(Stored data)

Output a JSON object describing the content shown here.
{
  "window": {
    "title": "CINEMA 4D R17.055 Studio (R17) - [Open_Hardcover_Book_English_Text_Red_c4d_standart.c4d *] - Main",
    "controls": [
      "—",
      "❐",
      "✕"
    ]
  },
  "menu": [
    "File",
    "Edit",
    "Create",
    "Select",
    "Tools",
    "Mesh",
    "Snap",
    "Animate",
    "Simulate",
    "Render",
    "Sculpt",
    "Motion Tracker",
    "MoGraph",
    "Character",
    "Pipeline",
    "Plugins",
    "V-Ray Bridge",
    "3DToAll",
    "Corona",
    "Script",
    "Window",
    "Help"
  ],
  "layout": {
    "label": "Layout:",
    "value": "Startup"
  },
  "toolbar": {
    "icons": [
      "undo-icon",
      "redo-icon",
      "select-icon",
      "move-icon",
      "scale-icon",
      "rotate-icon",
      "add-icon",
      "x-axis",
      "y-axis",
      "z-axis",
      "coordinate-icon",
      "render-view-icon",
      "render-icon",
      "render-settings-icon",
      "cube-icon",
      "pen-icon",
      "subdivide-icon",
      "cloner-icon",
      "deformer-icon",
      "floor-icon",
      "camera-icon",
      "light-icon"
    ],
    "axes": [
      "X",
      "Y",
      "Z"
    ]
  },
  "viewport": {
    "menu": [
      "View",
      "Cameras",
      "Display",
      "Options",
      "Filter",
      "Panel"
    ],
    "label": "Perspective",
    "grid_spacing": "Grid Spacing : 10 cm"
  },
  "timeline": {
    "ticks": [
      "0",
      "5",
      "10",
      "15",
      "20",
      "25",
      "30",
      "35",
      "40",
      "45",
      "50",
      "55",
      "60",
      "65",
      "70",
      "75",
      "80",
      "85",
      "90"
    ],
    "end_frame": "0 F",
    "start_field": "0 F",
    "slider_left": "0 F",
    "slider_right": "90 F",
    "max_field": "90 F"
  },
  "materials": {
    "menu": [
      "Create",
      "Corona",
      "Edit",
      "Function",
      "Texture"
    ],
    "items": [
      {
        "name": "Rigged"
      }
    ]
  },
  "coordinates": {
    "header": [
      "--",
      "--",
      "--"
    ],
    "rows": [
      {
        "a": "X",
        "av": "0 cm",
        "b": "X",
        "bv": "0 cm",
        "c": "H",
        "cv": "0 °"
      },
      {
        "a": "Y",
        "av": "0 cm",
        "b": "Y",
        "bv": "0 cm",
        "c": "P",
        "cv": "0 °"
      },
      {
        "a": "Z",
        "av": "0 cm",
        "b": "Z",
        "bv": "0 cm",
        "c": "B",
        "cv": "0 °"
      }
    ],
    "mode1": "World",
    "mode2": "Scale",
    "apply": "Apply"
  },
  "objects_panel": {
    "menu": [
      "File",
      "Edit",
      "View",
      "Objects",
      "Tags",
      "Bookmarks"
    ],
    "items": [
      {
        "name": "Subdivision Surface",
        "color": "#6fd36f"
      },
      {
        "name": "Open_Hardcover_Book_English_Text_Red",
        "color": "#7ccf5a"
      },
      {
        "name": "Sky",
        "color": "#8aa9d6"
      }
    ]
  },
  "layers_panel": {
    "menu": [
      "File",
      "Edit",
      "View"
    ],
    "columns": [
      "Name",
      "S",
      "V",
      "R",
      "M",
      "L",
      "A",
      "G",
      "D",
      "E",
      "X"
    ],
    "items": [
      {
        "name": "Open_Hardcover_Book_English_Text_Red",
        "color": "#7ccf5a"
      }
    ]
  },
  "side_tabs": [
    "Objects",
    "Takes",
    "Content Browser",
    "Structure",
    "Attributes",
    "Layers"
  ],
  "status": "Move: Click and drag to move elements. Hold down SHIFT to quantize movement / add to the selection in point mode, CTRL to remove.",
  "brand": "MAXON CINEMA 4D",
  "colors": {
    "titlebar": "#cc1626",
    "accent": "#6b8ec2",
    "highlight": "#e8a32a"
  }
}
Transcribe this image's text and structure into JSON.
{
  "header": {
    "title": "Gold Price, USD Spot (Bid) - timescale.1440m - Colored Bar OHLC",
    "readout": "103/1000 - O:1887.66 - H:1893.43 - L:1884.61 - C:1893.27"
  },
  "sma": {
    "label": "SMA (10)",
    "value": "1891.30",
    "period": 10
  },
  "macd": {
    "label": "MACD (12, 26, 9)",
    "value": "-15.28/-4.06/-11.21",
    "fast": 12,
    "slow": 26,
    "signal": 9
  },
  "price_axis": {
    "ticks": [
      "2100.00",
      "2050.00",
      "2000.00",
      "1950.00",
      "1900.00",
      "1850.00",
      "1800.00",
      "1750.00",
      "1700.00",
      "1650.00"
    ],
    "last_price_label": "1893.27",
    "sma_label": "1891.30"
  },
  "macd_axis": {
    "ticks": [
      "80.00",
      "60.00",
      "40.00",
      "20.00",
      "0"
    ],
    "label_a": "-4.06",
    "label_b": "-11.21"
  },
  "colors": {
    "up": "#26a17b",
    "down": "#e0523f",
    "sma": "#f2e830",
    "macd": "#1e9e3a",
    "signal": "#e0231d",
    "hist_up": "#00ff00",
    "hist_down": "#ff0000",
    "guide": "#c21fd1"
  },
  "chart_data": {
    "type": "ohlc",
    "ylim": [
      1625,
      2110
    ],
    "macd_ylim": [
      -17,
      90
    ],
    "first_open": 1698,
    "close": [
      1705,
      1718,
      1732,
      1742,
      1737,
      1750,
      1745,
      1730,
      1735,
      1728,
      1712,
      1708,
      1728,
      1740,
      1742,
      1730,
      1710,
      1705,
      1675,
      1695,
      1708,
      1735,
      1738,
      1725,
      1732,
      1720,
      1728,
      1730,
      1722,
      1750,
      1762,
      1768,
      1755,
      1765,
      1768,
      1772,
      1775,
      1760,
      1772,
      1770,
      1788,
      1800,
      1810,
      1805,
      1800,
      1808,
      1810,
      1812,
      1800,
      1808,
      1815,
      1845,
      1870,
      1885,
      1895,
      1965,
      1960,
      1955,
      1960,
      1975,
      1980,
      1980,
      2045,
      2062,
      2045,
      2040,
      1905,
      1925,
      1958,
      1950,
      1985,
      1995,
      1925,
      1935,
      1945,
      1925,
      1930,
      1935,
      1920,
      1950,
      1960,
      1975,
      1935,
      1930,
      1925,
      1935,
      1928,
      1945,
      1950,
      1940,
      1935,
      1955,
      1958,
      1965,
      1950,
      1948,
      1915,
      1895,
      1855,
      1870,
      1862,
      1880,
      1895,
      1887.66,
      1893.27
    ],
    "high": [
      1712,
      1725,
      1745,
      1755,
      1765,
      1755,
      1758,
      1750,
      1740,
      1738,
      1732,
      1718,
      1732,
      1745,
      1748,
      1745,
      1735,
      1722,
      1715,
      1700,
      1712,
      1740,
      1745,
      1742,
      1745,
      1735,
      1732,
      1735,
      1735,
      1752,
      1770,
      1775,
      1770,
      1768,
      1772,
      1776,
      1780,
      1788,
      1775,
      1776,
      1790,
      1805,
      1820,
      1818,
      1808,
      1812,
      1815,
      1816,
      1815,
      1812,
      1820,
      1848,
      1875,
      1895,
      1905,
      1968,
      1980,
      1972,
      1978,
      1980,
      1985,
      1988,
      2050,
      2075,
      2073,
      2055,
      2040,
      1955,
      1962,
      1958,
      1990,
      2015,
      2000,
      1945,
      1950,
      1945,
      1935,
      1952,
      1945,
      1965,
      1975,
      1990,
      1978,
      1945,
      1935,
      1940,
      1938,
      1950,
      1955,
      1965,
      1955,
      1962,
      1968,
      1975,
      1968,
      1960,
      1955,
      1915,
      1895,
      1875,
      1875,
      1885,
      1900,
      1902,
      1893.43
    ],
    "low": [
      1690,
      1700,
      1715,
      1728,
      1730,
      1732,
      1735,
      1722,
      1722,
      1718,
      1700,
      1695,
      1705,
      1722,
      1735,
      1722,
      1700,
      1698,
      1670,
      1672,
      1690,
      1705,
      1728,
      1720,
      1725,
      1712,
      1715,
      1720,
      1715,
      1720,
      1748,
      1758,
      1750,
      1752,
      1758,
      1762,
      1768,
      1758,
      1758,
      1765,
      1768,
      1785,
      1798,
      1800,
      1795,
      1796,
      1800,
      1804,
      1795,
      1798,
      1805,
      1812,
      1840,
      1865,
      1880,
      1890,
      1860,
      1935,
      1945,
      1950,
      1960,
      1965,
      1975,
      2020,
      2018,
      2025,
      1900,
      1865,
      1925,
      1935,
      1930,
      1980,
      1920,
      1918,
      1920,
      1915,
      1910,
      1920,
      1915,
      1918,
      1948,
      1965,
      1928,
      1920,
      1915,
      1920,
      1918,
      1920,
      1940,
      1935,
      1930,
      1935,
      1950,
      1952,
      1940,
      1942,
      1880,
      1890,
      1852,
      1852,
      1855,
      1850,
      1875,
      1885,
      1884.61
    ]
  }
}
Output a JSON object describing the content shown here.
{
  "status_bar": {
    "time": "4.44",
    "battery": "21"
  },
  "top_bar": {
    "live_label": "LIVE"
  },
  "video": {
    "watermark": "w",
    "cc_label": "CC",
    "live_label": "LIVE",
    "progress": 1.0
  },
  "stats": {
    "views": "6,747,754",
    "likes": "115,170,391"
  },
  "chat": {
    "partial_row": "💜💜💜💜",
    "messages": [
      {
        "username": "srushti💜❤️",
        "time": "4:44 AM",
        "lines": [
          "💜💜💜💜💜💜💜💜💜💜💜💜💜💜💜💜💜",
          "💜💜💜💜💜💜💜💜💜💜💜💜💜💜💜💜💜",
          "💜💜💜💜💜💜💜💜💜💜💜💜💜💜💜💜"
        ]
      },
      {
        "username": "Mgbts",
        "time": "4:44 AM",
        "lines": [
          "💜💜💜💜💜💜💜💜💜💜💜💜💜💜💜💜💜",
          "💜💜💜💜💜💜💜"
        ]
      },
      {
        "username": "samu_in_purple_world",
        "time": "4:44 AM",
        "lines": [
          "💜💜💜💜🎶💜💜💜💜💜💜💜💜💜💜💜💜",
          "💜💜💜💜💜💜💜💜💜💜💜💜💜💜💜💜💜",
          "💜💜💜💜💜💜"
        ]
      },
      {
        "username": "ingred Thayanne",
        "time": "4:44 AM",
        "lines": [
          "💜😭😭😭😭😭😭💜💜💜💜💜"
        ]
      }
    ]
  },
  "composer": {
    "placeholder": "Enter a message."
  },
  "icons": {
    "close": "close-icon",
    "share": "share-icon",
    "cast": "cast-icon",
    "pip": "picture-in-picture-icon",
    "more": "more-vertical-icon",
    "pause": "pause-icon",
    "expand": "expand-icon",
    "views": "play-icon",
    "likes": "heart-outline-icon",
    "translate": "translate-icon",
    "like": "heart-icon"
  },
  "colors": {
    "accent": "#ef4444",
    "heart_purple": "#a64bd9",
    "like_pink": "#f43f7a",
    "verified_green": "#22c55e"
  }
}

> What the task asks: Find each line that has the word "CINEMA", then copy it out.

> Response to the task:
    "title": "CINEMA 4D R17.055 Studio (R17) - [Open_Hardcover_Book_English_Text_Red_c4d_standart.c4d *] - Main",
  "brand": "MAXON CINEMA 4D",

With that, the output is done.